WORK TO COMPLETE: Make an exact copy of each entry, leaving out every picture.

····················

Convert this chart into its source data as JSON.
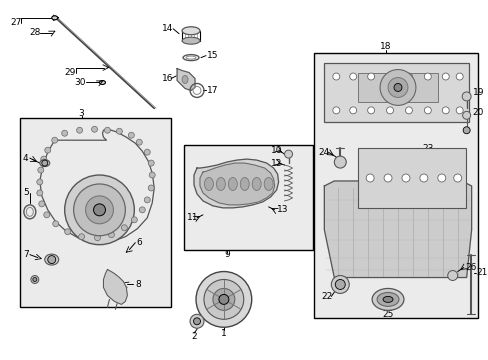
{
  "bg_color": "#ffffff",
  "line_color": "#000000",
  "box_fill": "#e8e8e8",
  "fig_width": 4.89,
  "fig_height": 3.6,
  "dpi": 100
}
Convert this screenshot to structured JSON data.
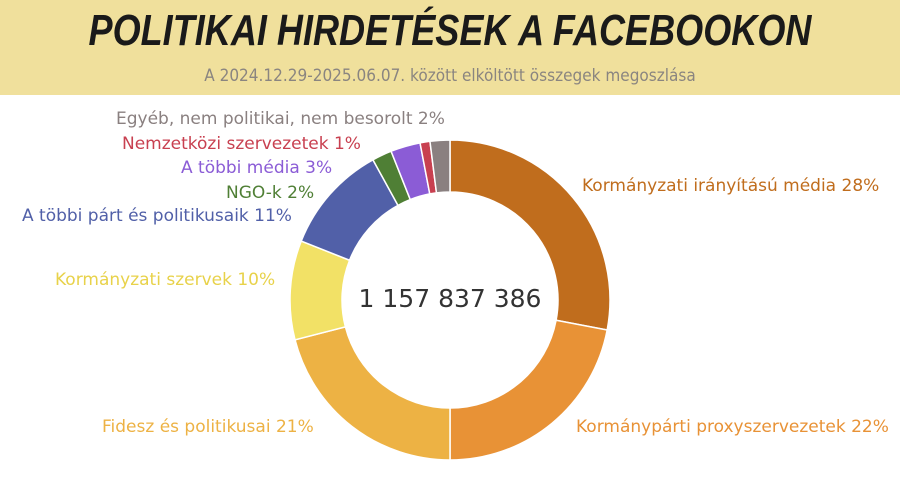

····················

THE RESULT:
Convert this chart into its source data as JSON.
{
  "bg_color": "#ffffff",
  "line_color": "#000000",
  "box_fill": "#e8e8e8",
  "fig_width": 4.89,
  "fig_height": 3.6,
  "dpi": 100
}
Convert this screenshot to structured JSON data.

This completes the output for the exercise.